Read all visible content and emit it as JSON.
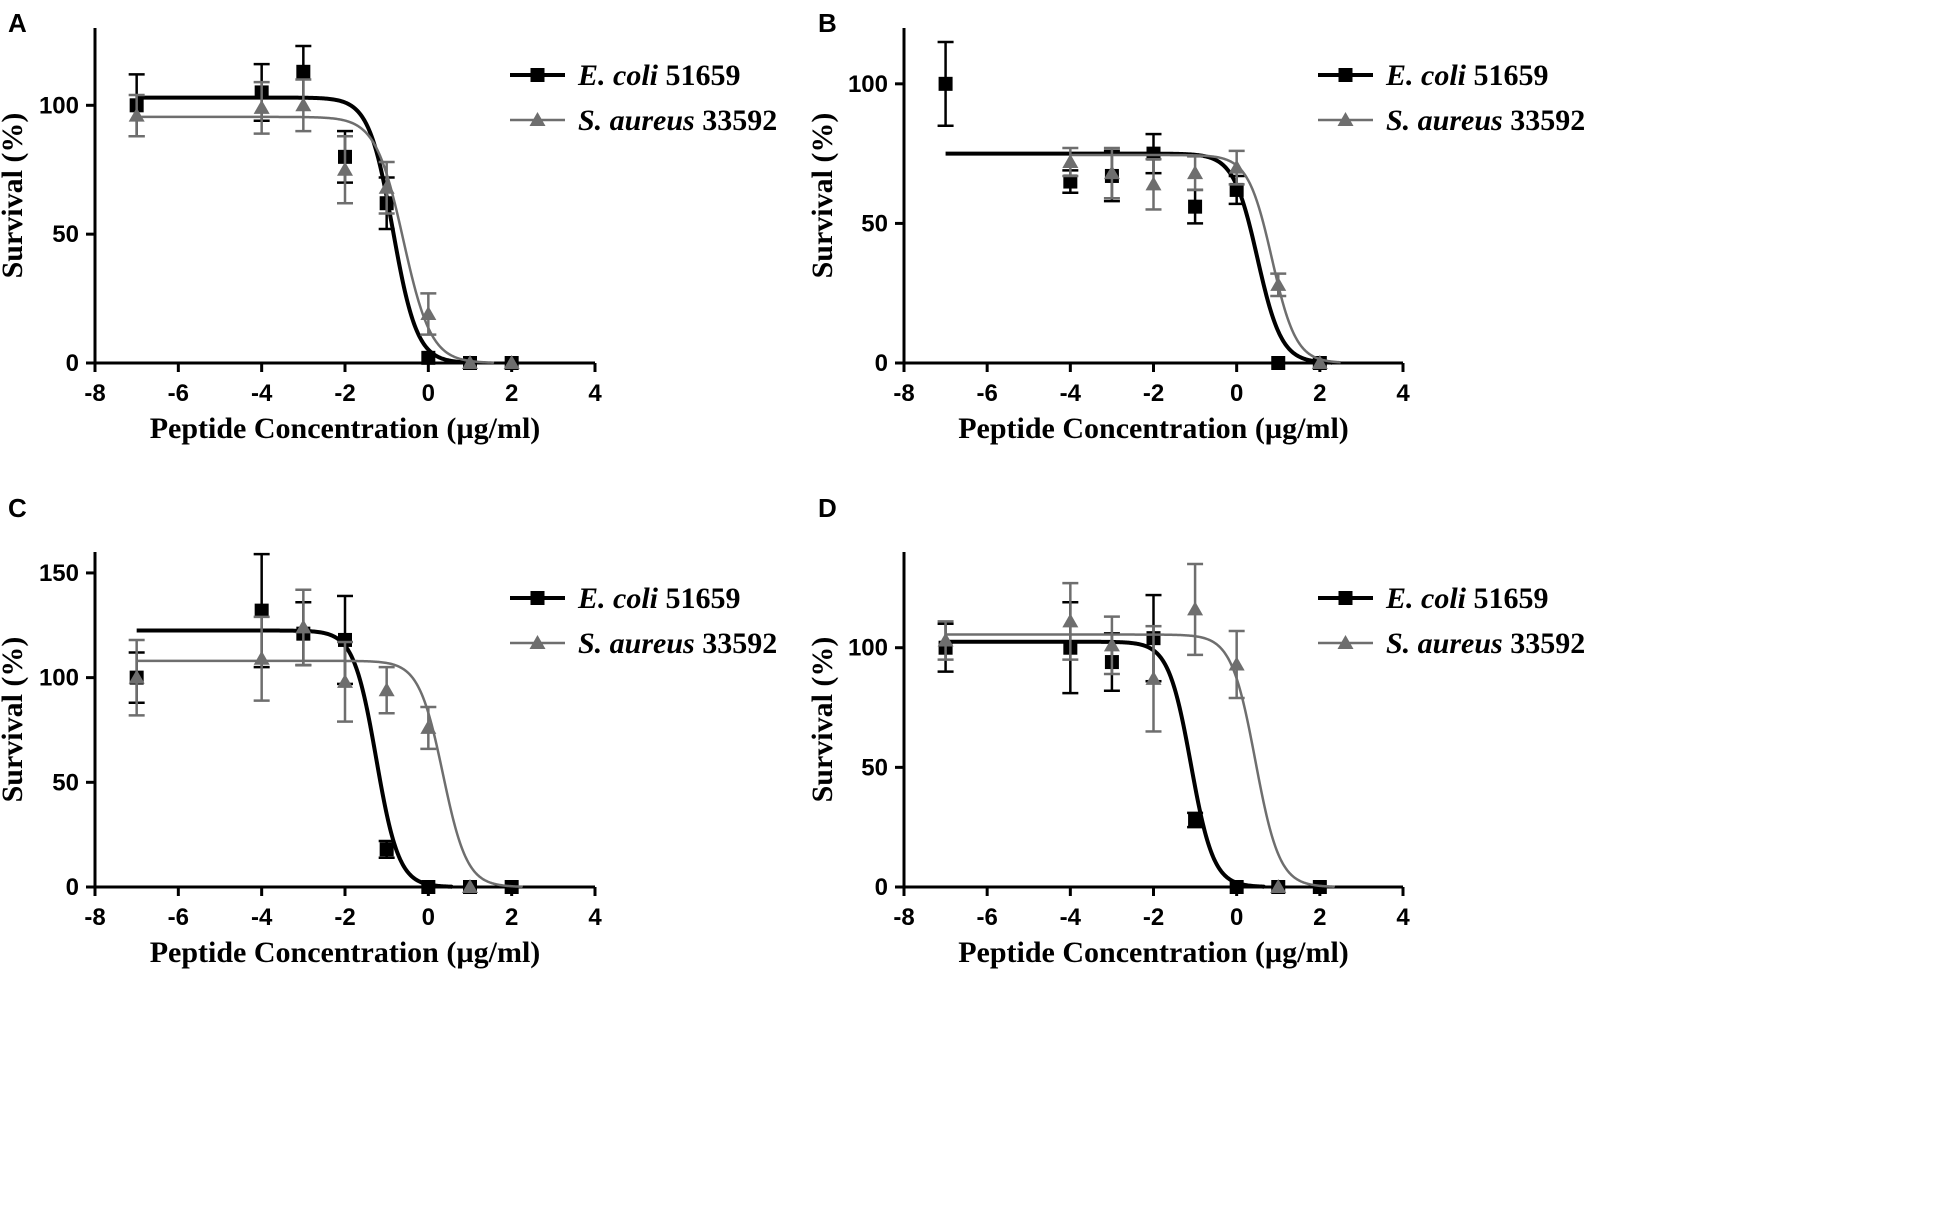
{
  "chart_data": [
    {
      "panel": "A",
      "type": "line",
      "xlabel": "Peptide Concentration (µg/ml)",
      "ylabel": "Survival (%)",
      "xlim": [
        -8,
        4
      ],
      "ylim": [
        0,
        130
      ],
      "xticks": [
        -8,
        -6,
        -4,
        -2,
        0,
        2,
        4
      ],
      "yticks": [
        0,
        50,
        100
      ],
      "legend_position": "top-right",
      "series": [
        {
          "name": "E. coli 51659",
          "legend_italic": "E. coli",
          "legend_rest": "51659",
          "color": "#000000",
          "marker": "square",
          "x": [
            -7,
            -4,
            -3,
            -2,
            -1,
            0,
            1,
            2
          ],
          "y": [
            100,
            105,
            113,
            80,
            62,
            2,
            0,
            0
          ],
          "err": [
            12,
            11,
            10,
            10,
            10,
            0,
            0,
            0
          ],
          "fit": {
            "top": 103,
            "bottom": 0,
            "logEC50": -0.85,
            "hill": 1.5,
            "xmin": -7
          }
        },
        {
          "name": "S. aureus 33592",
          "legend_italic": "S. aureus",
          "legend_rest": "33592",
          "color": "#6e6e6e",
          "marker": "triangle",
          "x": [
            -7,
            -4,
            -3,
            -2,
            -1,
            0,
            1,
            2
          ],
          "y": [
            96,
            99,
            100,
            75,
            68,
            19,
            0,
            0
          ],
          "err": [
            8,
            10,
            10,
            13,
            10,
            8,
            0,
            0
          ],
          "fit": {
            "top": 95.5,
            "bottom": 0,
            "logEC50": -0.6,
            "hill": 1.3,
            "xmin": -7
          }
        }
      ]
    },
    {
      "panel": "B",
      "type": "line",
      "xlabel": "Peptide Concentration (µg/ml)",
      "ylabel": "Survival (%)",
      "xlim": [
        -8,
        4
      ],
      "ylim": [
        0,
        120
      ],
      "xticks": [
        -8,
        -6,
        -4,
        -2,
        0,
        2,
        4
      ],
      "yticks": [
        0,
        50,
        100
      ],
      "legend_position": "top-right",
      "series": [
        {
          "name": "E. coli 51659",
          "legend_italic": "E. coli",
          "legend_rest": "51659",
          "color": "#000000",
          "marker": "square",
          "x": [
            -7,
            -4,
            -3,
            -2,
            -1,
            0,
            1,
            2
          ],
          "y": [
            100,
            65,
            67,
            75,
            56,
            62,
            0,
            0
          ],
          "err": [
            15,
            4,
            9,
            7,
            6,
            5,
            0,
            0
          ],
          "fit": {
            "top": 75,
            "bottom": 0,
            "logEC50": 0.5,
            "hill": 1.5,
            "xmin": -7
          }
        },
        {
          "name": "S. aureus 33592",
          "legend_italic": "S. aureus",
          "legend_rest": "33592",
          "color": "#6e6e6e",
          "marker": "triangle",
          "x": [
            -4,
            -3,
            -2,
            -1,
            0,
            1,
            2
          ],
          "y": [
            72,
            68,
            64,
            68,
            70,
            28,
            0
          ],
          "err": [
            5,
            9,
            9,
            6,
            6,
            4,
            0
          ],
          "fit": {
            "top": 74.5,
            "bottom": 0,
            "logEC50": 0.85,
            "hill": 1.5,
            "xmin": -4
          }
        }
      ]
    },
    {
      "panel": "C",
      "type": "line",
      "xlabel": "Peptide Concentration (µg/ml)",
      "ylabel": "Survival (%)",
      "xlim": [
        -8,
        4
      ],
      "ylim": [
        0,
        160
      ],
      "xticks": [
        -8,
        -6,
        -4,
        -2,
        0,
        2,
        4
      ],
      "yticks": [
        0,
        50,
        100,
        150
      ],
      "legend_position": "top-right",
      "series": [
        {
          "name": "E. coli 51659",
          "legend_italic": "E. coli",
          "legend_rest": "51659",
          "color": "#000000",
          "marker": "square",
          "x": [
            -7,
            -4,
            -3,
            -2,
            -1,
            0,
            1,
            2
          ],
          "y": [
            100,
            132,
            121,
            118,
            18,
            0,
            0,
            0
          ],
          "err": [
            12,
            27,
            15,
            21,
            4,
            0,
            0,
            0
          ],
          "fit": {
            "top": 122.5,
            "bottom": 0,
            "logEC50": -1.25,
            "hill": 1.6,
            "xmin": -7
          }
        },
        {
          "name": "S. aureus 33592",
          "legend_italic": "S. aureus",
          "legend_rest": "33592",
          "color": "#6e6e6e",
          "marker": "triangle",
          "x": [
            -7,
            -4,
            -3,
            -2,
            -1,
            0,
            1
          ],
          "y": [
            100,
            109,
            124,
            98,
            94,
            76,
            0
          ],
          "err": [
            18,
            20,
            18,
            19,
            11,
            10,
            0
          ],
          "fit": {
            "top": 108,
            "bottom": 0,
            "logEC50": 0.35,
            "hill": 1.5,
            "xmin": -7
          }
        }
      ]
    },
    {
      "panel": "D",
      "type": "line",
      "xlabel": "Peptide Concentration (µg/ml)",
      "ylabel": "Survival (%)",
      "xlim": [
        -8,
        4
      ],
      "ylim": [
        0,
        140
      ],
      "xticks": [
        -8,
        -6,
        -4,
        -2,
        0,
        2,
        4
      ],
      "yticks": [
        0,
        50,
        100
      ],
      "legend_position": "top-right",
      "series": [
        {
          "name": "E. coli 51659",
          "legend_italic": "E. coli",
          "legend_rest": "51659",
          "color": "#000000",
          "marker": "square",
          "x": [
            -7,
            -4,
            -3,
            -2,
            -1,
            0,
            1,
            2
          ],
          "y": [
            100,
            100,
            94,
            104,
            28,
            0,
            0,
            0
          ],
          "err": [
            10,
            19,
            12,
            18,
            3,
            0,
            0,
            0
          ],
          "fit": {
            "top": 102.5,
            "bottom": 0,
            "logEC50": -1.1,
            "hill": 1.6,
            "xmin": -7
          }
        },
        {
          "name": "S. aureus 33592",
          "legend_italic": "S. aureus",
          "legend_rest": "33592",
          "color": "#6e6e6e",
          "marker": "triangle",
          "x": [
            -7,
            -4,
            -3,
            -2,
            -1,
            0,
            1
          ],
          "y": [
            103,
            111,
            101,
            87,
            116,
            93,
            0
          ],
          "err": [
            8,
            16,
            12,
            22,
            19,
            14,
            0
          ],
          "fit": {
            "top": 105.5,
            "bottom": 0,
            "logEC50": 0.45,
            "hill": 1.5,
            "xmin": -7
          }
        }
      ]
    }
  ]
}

• • • • •

What to work on ▸ Except for the pictures, set down all of the records exactly.

Written response ▸
Read all visible content and emit it as JSON.
{
  "chart_data": [
    {
      "panel": "A",
      "type": "line",
      "xlabel": "Peptide Concentration (µg/ml)",
      "ylabel": "Survival (%)",
      "xlim": [
        -8,
        4
      ],
      "ylim": [
        0,
        130
      ],
      "xticks": [
        -8,
        -6,
        -4,
        -2,
        0,
        2,
        4
      ],
      "yticks": [
        0,
        50,
        100
      ],
      "legend_position": "top-right",
      "series": [
        {
          "name": "E. coli 51659",
          "legend_italic": "E. coli",
          "legend_rest": "51659",
          "color": "#000000",
          "marker": "square",
          "x": [
            -7,
            -4,
            -3,
            -2,
            -1,
            0,
            1,
            2
          ],
          "y": [
            100,
            105,
            113,
            80,
            62,
            2,
            0,
            0
          ],
          "err": [
            12,
            11,
            10,
            10,
            10,
            0,
            0,
            0
          ],
          "fit": {
            "top": 103,
            "bottom": 0,
            "logEC50": -0.85,
            "hill": 1.5,
            "xmin": -7
          }
        },
        {
          "name": "S. aureus 33592",
          "legend_italic": "S. aureus",
          "legend_rest": "33592",
          "color": "#6e6e6e",
          "marker": "triangle",
          "x": [
            -7,
            -4,
            -3,
            -2,
            -1,
            0,
            1,
            2
          ],
          "y": [
            96,
            99,
            100,
            75,
            68,
            19,
            0,
            0
          ],
          "err": [
            8,
            10,
            10,
            13,
            10,
            8,
            0,
            0
          ],
          "fit": {
            "top": 95.5,
            "bottom": 0,
            "logEC50": -0.6,
            "hill": 1.3,
            "xmin": -7
          }
        }
      ]
    },
    {
      "panel": "B",
      "type": "line",
      "xlabel": "Peptide Concentration (µg/ml)",
      "ylabel": "Survival (%)",
      "xlim": [
        -8,
        4
      ],
      "ylim": [
        0,
        120
      ],
      "xticks": [
        -8,
        -6,
        -4,
        -2,
        0,
        2,
        4
      ],
      "yticks": [
        0,
        50,
        100
      ],
      "legend_position": "top-right",
      "series": [
        {
          "name": "E. coli 51659",
          "legend_italic": "E. coli",
          "legend_rest": "51659",
          "color": "#000000",
          "marker": "square",
          "x": [
            -7,
            -4,
            -3,
            -2,
            -1,
            0,
            1,
            2
          ],
          "y": [
            100,
            65,
            67,
            75,
            56,
            62,
            0,
            0
          ],
          "err": [
            15,
            4,
            9,
            7,
            6,
            5,
            0,
            0
          ],
          "fit": {
            "top": 75,
            "bottom": 0,
            "logEC50": 0.5,
            "hill": 1.5,
            "xmin": -7
          }
        },
        {
          "name": "S. aureus 33592",
          "legend_italic": "S. aureus",
          "legend_rest": "33592",
          "color": "#6e6e6e",
          "marker": "triangle",
          "x": [
            -4,
            -3,
            -2,
            -1,
            0,
            1,
            2
          ],
          "y": [
            72,
            68,
            64,
            68,
            70,
            28,
            0
          ],
          "err": [
            5,
            9,
            9,
            6,
            6,
            4,
            0
          ],
          "fit": {
            "top": 74.5,
            "bottom": 0,
            "logEC50": 0.85,
            "hill": 1.5,
            "xmin": -4
          }
        }
      ]
    },
    {
      "panel": "C",
      "type": "line",
      "xlabel": "Peptide Concentration (µg/ml)",
      "ylabel": "Survival (%)",
      "xlim": [
        -8,
        4
      ],
      "ylim": [
        0,
        160
      ],
      "xticks": [
        -8,
        -6,
        -4,
        -2,
        0,
        2,
        4
      ],
      "yticks": [
        0,
        50,
        100,
        150
      ],
      "legend_position": "top-right",
      "series": [
        {
          "name": "E. coli 51659",
          "legend_italic": "E. coli",
          "legend_rest": "51659",
          "color": "#000000",
          "marker": "square",
          "x": [
            -7,
            -4,
            -3,
            -2,
            -1,
            0,
            1,
            2
          ],
          "y": [
            100,
            132,
            121,
            118,
            18,
            0,
            0,
            0
          ],
          "err": [
            12,
            27,
            15,
            21,
            4,
            0,
            0,
            0
          ],
          "fit": {
            "top": 122.5,
            "bottom": 0,
            "logEC50": -1.25,
            "hill": 1.6,
            "xmin": -7
          }
        },
        {
          "name": "S. aureus 33592",
          "legend_italic": "S. aureus",
          "legend_rest": "33592",
          "color": "#6e6e6e",
          "marker": "triangle",
          "x": [
            -7,
            -4,
            -3,
            -2,
            -1,
            0,
            1
          ],
          "y": [
            100,
            109,
            124,
            98,
            94,
            76,
            0
          ],
          "err": [
            18,
            20,
            18,
            19,
            11,
            10,
            0
          ],
          "fit": {
            "top": 108,
            "bottom": 0,
            "logEC50": 0.35,
            "hill": 1.5,
            "xmin": -7
          }
        }
      ]
    },
    {
      "panel": "D",
      "type": "line",
      "xlabel": "Peptide Concentration (µg/ml)",
      "ylabel": "Survival (%)",
      "xlim": [
        -8,
        4
      ],
      "ylim": [
        0,
        140
      ],
      "xticks": [
        -8,
        -6,
        -4,
        -2,
        0,
        2,
        4
      ],
      "yticks": [
        0,
        50,
        100
      ],
      "legend_position": "top-right",
      "series": [
        {
          "name": "E. coli 51659",
          "legend_italic": "E. coli",
          "legend_rest": "51659",
          "color": "#000000",
          "marker": "square",
          "x": [
            -7,
            -4,
            -3,
            -2,
            -1,
            0,
            1,
            2
          ],
          "y": [
            100,
            100,
            94,
            104,
            28,
            0,
            0,
            0
          ],
          "err": [
            10,
            19,
            12,
            18,
            3,
            0,
            0,
            0
          ],
          "fit": {
            "top": 102.5,
            "bottom": 0,
            "logEC50": -1.1,
            "hill": 1.6,
            "xmin": -7
          }
        },
        {
          "name": "S. aureus 33592",
          "legend_italic": "S. aureus",
          "legend_rest": "33592",
          "color": "#6e6e6e",
          "marker": "triangle",
          "x": [
            -7,
            -4,
            -3,
            -2,
            -1,
            0,
            1
          ],
          "y": [
            103,
            111,
            101,
            87,
            116,
            93,
            0
          ],
          "err": [
            8,
            16,
            12,
            22,
            19,
            14,
            0
          ],
          "fit": {
            "top": 105.5,
            "bottom": 0,
            "logEC50": 0.45,
            "hill": 1.5,
            "xmin": -7
          }
        }
      ]
    }
  ]
}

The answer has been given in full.